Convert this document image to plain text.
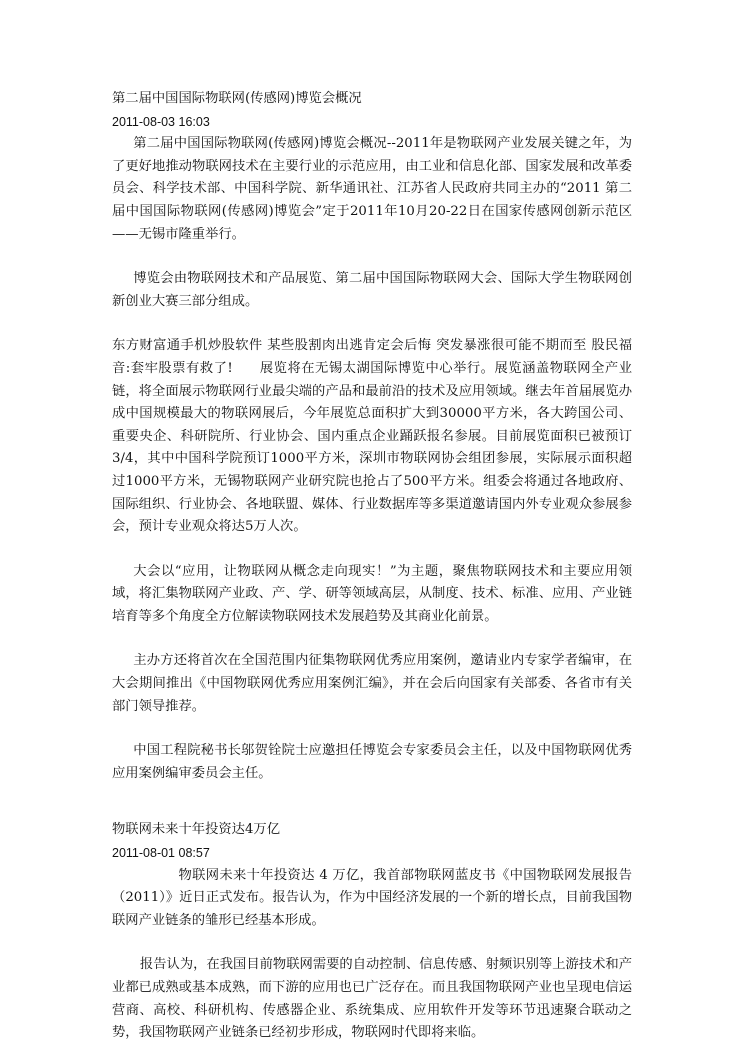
第二届中国国际物联网(传感网)博览会概况

2011-08-03 16:03

第二届中国国际物联网(传感网)博览会概况--2011年是物联网产业发展关键之年，为了更好地推动物联网技术在主要行业的示范应用，由工业和信息化部、国家发展和改革委员会、科学技术部、中国科学院、新华通讯社、江苏省人民政府共同主办的“2011 第二届中国国际物联网(传感网)博览会”定于2011年10月20-22日在国家传感网创新示范区——无锡市隆重举行。

博览会由物联网技术和产品展览、第二届中国国际物联网大会、国际大学生物联网创新创业大赛三部分组成。

东方财富通手机炒股软件 某些股割肉出逃肯定会后悔 突发暴涨很可能不期而至 股民福音:套牢股票有救了!   展览将在无锡太湖国际博览中心举行。展览涵盖物联网全产业链，将全面展示物联网行业最尖端的产品和最前沿的技术及应用领域。继去年首届展览办成中国规模最大的物联网展后，今年展览总面积扩大到30000平方米，各大跨国公司、重要央企、科研院所、行业协会、国内重点企业踊跃报名参展。目前展览面积已被预订3/4，其中中国科学院预订1000平方米，深圳市物联网协会组团参展，实际展示面积超过1000平方米，无锡物联网产业研究院也抢占了500平方米。组委会将通过各地政府、国际组织、行业协会、各地联盟、媒体、行业数据库等多渠道邀请国内外专业观众参展参会，预计专业观众将达5万人次。

大会以“应用，让物联网从概念走向现实！”为主题，聚焦物联网技术和主要应用领域，将汇集物联网产业政、产、学、研等领域高层，从制度、技术、标准、应用、产业链培育等多个角度全方位解读物联网技术发展趋势及其商业化前景。

主办方还将首次在全国范围内征集物联网优秀应用案例，邀请业内专家学者编审，在大会期间推出《中国物联网优秀应用案例汇编》，并在会后向国家有关部委、各省市有关部门领导推荐。

中国工程院秘书长邬贺铨院士应邀担任博览会专家委员会主任，以及中国物联网优秀应用案例编审委员会主任。

物联网未来十年投资达4万亿

2011-08-01 08:57

物联网未来十年投资达 4 万亿，我首部物联网蓝皮书《中国物联网发展报告（2011）》近日正式发布。报告认为，作为中国经济发展的一个新的增长点，目前我国物联网产业链条的雏形已经基本形成。

报告认为，在我国目前物联网需要的自动控制、信息传感、射频识别等上游技术和产业都已成熟或基本成熟，而下游的应用也已广泛存在。而且我国物联网产业也呈现电信运营商、高校、科研机构、传感器企业、系统集成、应用软件开发等环节迅速聚合联动之势，我国物联网产业链条已经初步形成，物联网时代即将来临。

-- TASK DETAILS --
Consider the entries above and return each line with the string "报告认为".

-- SOLUTION FOR THIS TASK --
物联网未来十年投资达 4 万亿，我首部物联网蓝皮书《中国物联网发展报告（2011）》近日正式发布。报告认为，作为中国经济发展的一个新的增长点，目前我国物联网产业链条的雏形已经基本形成。
报告认为，在我国目前物联网需要的自动控制、信息传感、射频识别等上游技术和产业都已成熟或基本成熟，而下游的应用也已广泛存在。而且我国物联网产业也呈现电信运营商、高校、科研机构、传感器企业、系统集成、应用软件开发等环节迅速聚合联动之势，我国物联网产业链条已经初步形成，物联网时代即将来临。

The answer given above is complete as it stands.